» Dataset rows of page text
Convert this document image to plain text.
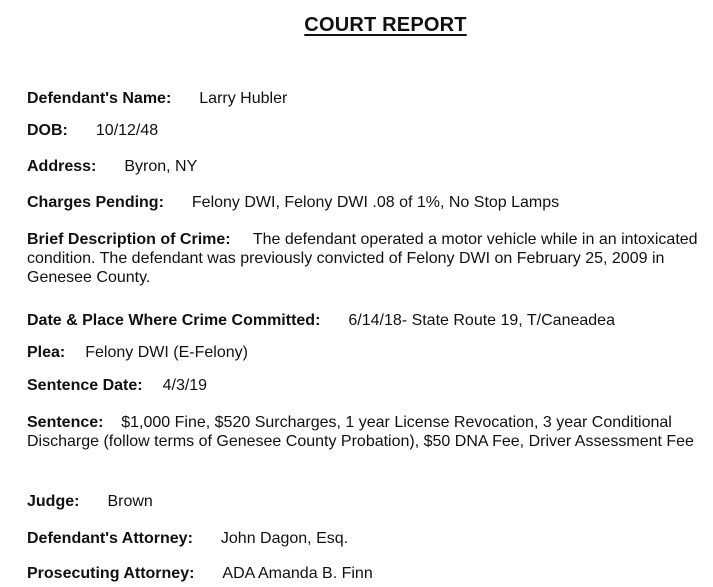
COURT REPORT
Defendant's Name: Larry Hubler
DOB: 10/12/48
Address: Byron, NY
Charges Pending: Felony DWI, Felony DWI .08 of 1%, No Stop Lamps
Brief Description of Crime: The defendant operated a motor vehicle while in an intoxicated condition. The defendant was previously convicted of Felony DWI on February 25, 2009 in Genesee County.
Date & Place Where Crime Committed: 6/14/18- State Route 19, T/Caneadea
Plea: Felony DWI (E-Felony)
Sentence Date: 4/3/19
Sentence: $1,000 Fine, $520 Surcharges, 1 year License Revocation, 3 year Conditional Discharge (follow terms of Genesee County Probation), $50 DNA Fee, Driver Assessment Fee
Judge: Brown
Defendant's Attorney: John Dagon, Esq.
Prosecuting Attorney: ADA Amanda B. Finn
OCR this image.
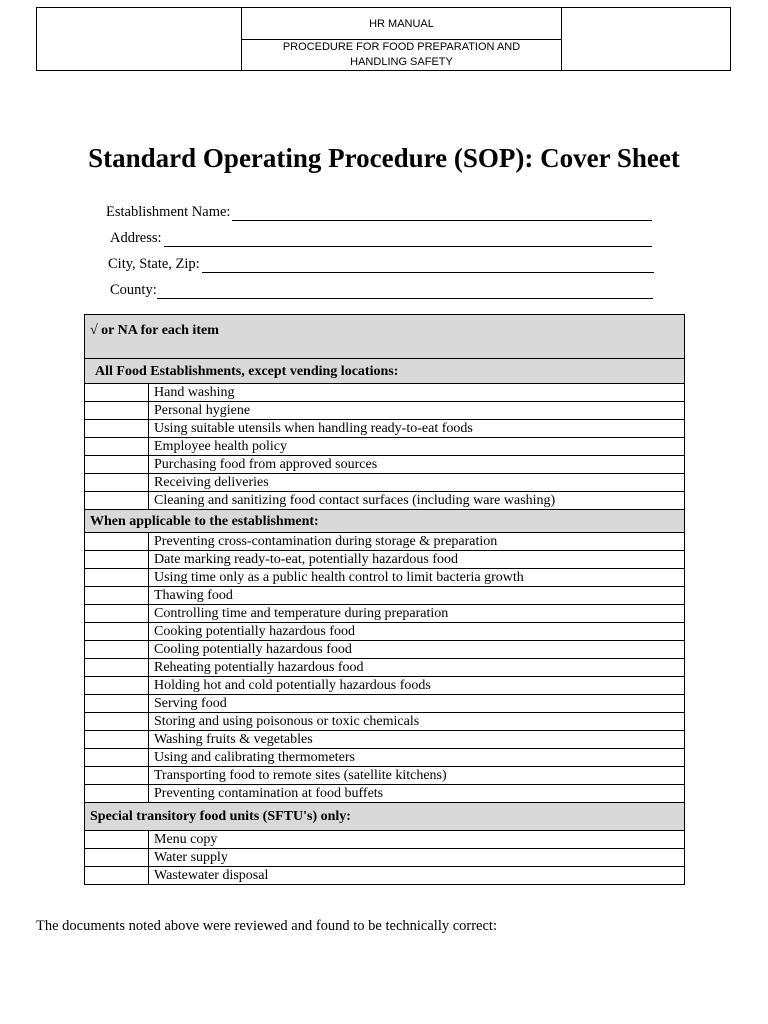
HR MANUAL
PROCEDURE FOR FOOD PREPARATION AND HANDLING SAFETY
Standard Operating Procedure (SOP): Cover Sheet
Establishment Name:
Address:
City, State, Zip:
County:
√ or NA for each item	
All Food Establishments, except vending locations:	
	Hand washing
	Personal hygiene
	Using suitable utensils when handling ready-to-eat foods
	Employee health policy
	Purchasing food from approved sources
	Receiving deliveries
	Cleaning and sanitizing food contact surfaces (including ware washing)
When applicable to the establishment:	
	Preventing cross-contamination during storage & preparation
	Date marking ready-to-eat, potentially hazardous food
	Using time only as a public health control to limit bacteria growth
	Thawing food
	Controlling time and temperature during preparation
	Cooking potentially hazardous food
	Cooling potentially hazardous food
	Reheating potentially hazardous food
	Holding hot and cold potentially hazardous foods
	Serving food
	Storing and using poisonous or toxic chemicals
	Washing fruits & vegetables
	Using and calibrating thermometers
	Transporting food to remote sites (satellite kitchens)
	Preventing contamination at food buffets
Special transitory food units (SFTU's) only:	
	Menu copy
	Water supply
	Wastewater disposal
The documents noted above were reviewed and found to be technically correct:
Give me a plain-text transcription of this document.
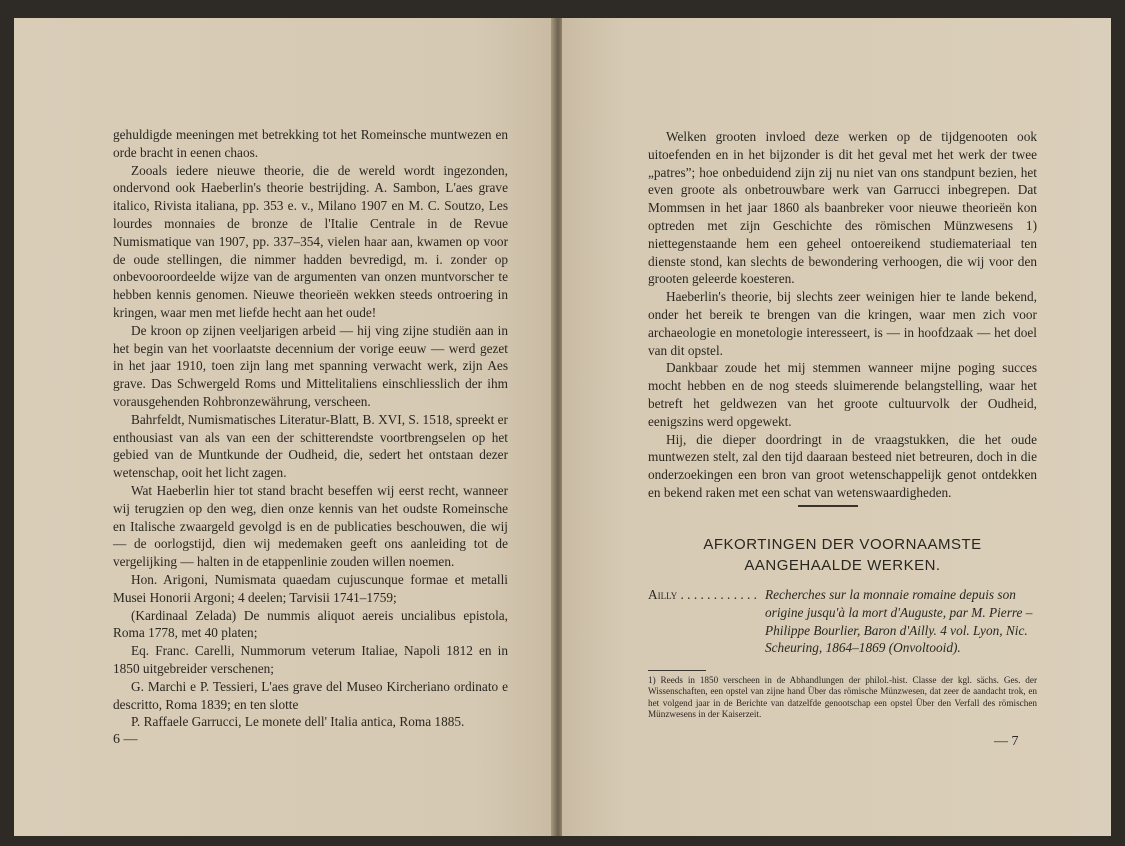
gehuldigde meeningen met betrekking tot het Romeinsche muntwezen en orde bracht in eenen chaos.

Zooals iedere nieuwe theorie, die de wereld wordt ingezonden, ondervond ook Haeberlin's theorie bestrijding. A. Sambon, L'aes grave italico, Rivista italiana, pp. 353 e. v., Milano 1907 en M. C. Soutzo, Les lourdes monnaies de bronze de l'Italie Centrale in de Revue Numismatique van 1907, pp. 337–354, vielen haar aan, kwamen op voor de oude stellingen, die nimmer hadden bevredigd, m. i. zonder op onbevooroordeelde wijze van de argumenten van onzen muntvorscher te hebben kennis genomen. Nieuwe theorieën wekken steeds ontroering in kringen, waar men met liefde hecht aan het oude!

De kroon op zijnen veeljarigen arbeid — hij ving zijne studiën aan in het begin van het voorlaatste decennium der vorige eeuw — werd gezet in het jaar 1910, toen zijn lang met spanning verwacht werk, zijn Aes grave. Das Schwergeld Roms und Mittelitaliens einschliesslich der ihm vorausgehenden Rohbronzewährung, verscheen.

Bahrfeldt, Numismatisches Literatur-Blatt, B. XVI, S. 1518, spreekt er enthousiast van als van een der schitterendste voortbrengselen op het gebied van de Muntkunde der Oudheid, die, sedert het ontstaan dezer wetenschap, ooit het licht zagen.

Wat Haeberlin hier tot stand bracht beseffen wij eerst recht, wanneer wij terugzien op den weg, dien onze kennis van het oudste Romeinsche en Italische zwaargeld gevolgd is en de publicaties beschouwen, die wij — de oorlogstijd, dien wij medemaken geeft ons aanleiding tot de vergelijking — halten in de etappenlinie zouden willen noemen.

Hon. Arigoni, Numismata quaedam cujuscunque formae et metalli Musei Honorii Argoni; 4 deelen; Tarvisii 1741–1759;

(Kardinaal Zelada) De nummis aliquot aereis uncialibus epistola, Roma 1778, met 40 platen;

Eq. Franc. Carelli, Nummorum veterum Italiae, Napoli 1812 en in 1850 uitgebreider verschenen;

G. Marchi e P. Tessieri, L'aes grave del Museo Kircheriano ordinato e descritto, Roma 1839; en ten slotte

P. Raffaele Garrucci, Le monete dell' Italia antica, Roma 1885.

6 —

Welken grooten invloed deze werken op de tijdgenooten ook uitoefenden en in het bijzonder is dit het geval met het werk der twee „patres”; hoe onbeduidend zijn zij nu niet van ons standpunt bezien, het even groote als onbetrouwbare werk van Garrucci inbegrepen. Dat Mommsen in het jaar 1860 als baanbreker voor nieuwe theorieën kon optreden met zijn Geschichte des römischen Münzwesens 1) niettegenstaande hem een geheel ontoereikend studiemateriaal ten dienste stond, kan slechts de bewondering verhoogen, die wij voor den grooten geleerde koesteren.

Haeberlin's theorie, bij slechts zeer weinigen hier te lande bekend, onder het bereik te brengen van die kringen, waar men zich voor archaeologie en monetologie interesseert, is — in hoofdzaak — het doel van dit opstel.

Dankbaar zoude het mij stemmen wanneer mijne poging succes mocht hebben en de nog steeds sluimerende belangstelling, waar het betreft het geldwezen van het groote cultuurvolk der Oudheid, eenigszins werd opgewekt.

Hij, die dieper doordringt in de vraagstukken, die het oude muntwezen stelt, zal den tijd daaraan besteed niet betreuren, doch in die onderzoekingen een bron van groot wetenschappelijk genot ontdekken en bekend raken met een schat van wetenswaardigheden.

AFKORTINGEN DER VOORNAAMSTE
AANGEHAALDE WERKEN.
Ailly . . . . . . . . . . . . Recherches sur la monnaie romaine depuis son origine jusqu'à la mort d'Auguste, par M. Pierre – Philippe Bourlier, Baron d'Ailly. 4 vol. Lyon, Nic. Scheuring, 1864–1869 (Onvoltooid).
1) Reeds in 1850 verscheen in de Abhandlungen der philol.-hist. Classe der kgl. sächs. Ges. der Wissenschaften, een opstel van zijne hand Über das römische Münzwesen, dat zeer de aandacht trok, en het volgend jaar in de Berichte van datzelfde genootschap een opstel Über den Verfall des römischen Münzwesens in der Kaiserzeit.
— 7
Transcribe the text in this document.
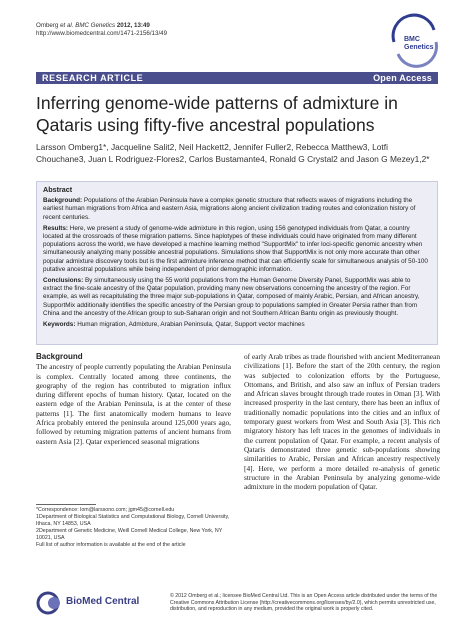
Omberg et al. BMC Genetics 2012, 13:49
http://www.biomedcentral.com/1471-2156/13/49
BMC
Genetics
RESEARCH ARTICLE	Open Access
Inferring genome-wide patterns of admixture in Qataris using fifty-five ancestral populations
Larsson Omberg1*, Jacqueline Salit2, Neil Hackett2, Jennifer Fuller2, Rebecca Matthew3, Lotfi Chouchane3, Juan L Rodriguez-Flores2, Carlos Bustamante4, Ronald G Crystal2 and Jason G Mezey1,2*
Abstract

Background: Populations of the Arabian Peninsula have a complex genetic structure that reflects waves of migrations including the earliest human migrations from Africa and eastern Asia, migrations along ancient civilization trading routes and colonization history of recent centuries.

Results: Here, we present a study of genome-wide admixture in this region, using 156 genotyped individuals from Qatar, a country located at the crossroads of these migration patterns. Since haplotypes of these individuals could have originated from many different populations across the world, we have developed a machine learning method "SupportMix" to infer loci-specific genomic ancestry when simultaneously analyzing many possible ancestral populations. Simulations show that SupportMix is not only more accurate than other popular admixture discovery tools but is the first admixture inference method that can efficiently scale for simultaneous analysis of 50-100 putative ancestral populations while being independent of prior demographic information.

Conclusions: By simultaneously using the 55 world populations from the Human Genome Diversity Panel, SupportMix was able to extract the fine-scale ancestry of the Qatar population, providing many new observations concerning the ancestry of the region. For example, as well as recapitulating the three major sub-populations in Qatar, composed of mainly Arabic, Persian, and African ancestry, SupportMix additionally identifies the specific ancestry of the Persian group to populations sampled in Greater Persia rather than from China and the ancestry of the African group to sub-Saharan origin and not Southern African Bantu origin as previously thought.

Keywords: Human migration, Admixture, Arabian Peninsula, Qatar, Support vector machines

Background
The ancestry of people currently populating the Arabian Peninsula is complex. Centrally located among three continents, the geography of the region has contributed to migration influx during different epochs of human history. Qatar, located on the eastern edge of the Arabian Peninsula, is at the center of these patterns [1]. The first anatomically modern humans to leave Africa probably entered the peninsula around 125,000 years ago, followed by returning migration patterns of ancient humans from eastern Asia [2]. Qatar experienced seasonal migrations
of early Arab tribes as trade flourished with ancient Mediterranean civilizations [1]. Before the start of the 20th century, the region was subjected to colonization efforts by the Portuguese, Ottomans, and British, and also saw an influx of Persian traders and African slaves brought through trade routes in Oman [3]. With increased prosperity in the last century, there has been an influx of traditionally nomadic populations into the cities and an influx of temporary guest workers from West and South Asia [3]. This rich migratory history has left traces in the genomes of individuals in the current population of Qatar. For example, a recent analysis of Qataris demonstrated three genetic sub-populations showing similarities to Arabic, Persian and African ancestry respectively [4]. Here, we perform a more detailed re-analysis of genetic structure in the Arabian Peninsula by analyzing genome-wide admixture in the modern population of Qatar.
*Correspondence: lom@larssono.com; jgm45@cornell.edu
1Department of Biological Statistics and Computational Biology, Cornell University, Ithaca, NY 14853, USA
2Department of Genetic Medicine, Weill Cornell Medical College, New York, NY 10021, USA
Full list of author information is available at the end of the article
BioMed Central	© 2012 Omberg et al.; licensee BioMed Central Ltd. This is an Open Access article distributed under the terms of the Creative Commons Attribution License (http://creativecommons.org/licenses/by/2.0), which permits unrestricted use, distribution, and reproduction in any medium, provided the original work is properly cited.
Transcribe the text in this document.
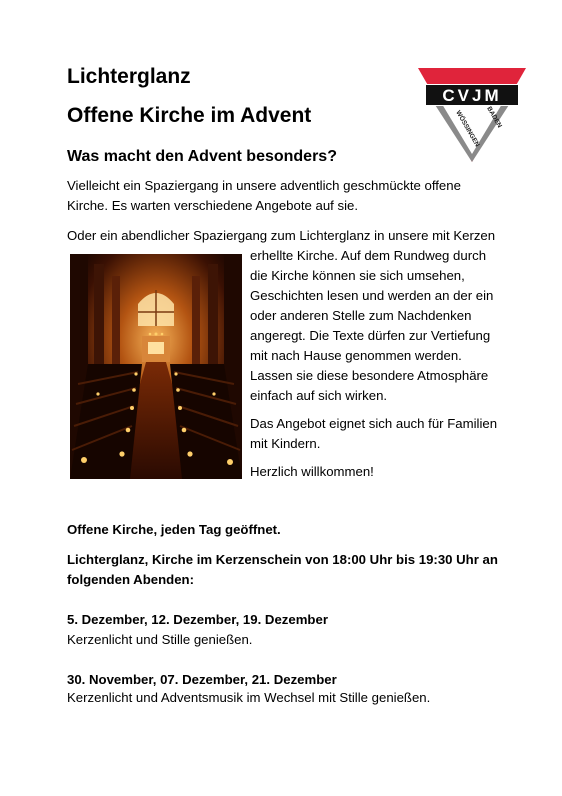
Lichterglanz
Offene Kirche im Advent
Was macht den Advent besonders?
CVJM
WÖSSINGEN BADEN
Vielleicht ein Spaziergang in unsere adventlich geschmückte offene
Kirche. Es warten verschiedene Angebote auf sie.
Oder ein abendlicher Spaziergang zum Lichterglanz in unsere mit Kerzen
erhellte Kirche. Auf dem Rundweg durch
die Kirche können sie sich umsehen,
Geschichten lesen und werden an der ein
oder anderen Stelle zum Nachdenken
angeregt. Die Texte dürfen zur Vertiefung
mit nach Hause genommen werden.
Lassen sie diese besondere Atmosphäre
einfach auf sich wirken.
Das Angebot eignet sich auch für Familien
mit Kindern.
Herzlich willkommen!
Offene Kirche, jeden Tag geöffnet.
Lichterglanz, Kirche im Kerzenschein von 18:00 Uhr bis 19:30 Uhr an
folgenden Abenden:
5. Dezember, 12. Dezember, 19. Dezember
Kerzenlicht und Stille genießen.
30. November, 07. Dezember, 21. Dezember
Kerzenlicht und Adventsmusik im Wechsel mit Stille genießen.
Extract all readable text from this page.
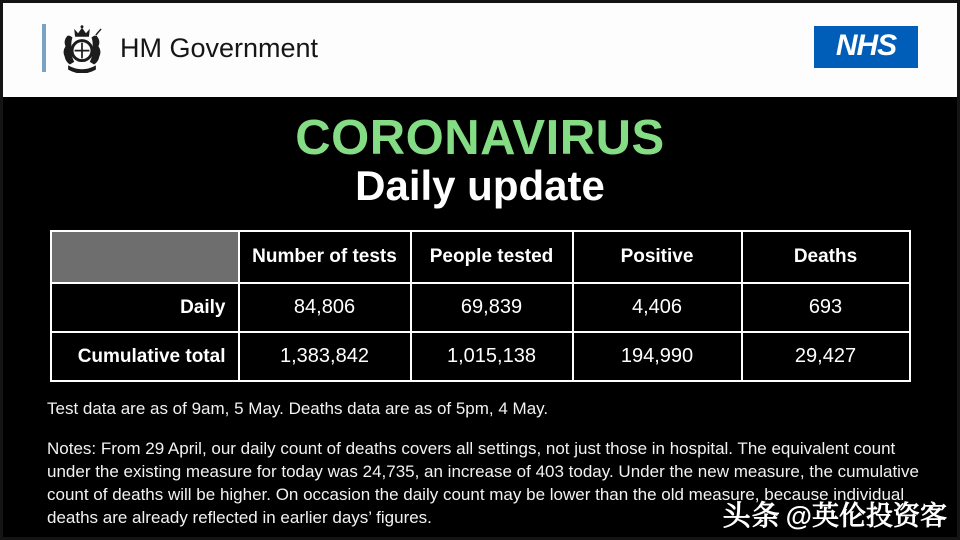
HM Government	NHS
CORONAVIRUS
Daily update
	Number of tests	People tested	Positive	Deaths
Daily	84,806	69,839	4,406	693
Cumulative total	1,383,842	1,015,138	194,990	29,427

Test data are as of 9am, 5 May. Deaths data are as of 5pm, 4 May.

Notes: From 29 April, our daily count of deaths covers all settings, not just those in hospital. The equivalent count under the existing measure for today was 24,735, an increase of 403 today. Under the new measure, the cumulative count of deaths will be higher. On occasion the daily count may be lower than the old measure, because individual deaths are already reflected in earlier days’ figures.	头条 @英伦投资客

» WORK INSTRUCTION
Among the lines above, which contain the word "under"? Copy every one.

» EXERCISE RESPONSE
BioMed Central	© 2012 Omberg et al.; licensee BioMed Central Ltd. This is an Open Access article distributed under the terms of the Creative Commons Attribution License (http://creativecommons.org/licenses/by/2.0), which permits unrestricted use, distribution, and reproduction in any medium, provided the original work is properly cited.
Notes: From 29 April, our daily count of deaths covers all settings, not just those in hospital. The equivalent count under the existing measure for today was 24,735, an increase of 403 today. Under the new measure, the cumulative count of deaths will be higher. On occasion the daily count may be lower than the old measure, because individual deaths are already reflected in earlier days’ figures.	头条 @英伦投资客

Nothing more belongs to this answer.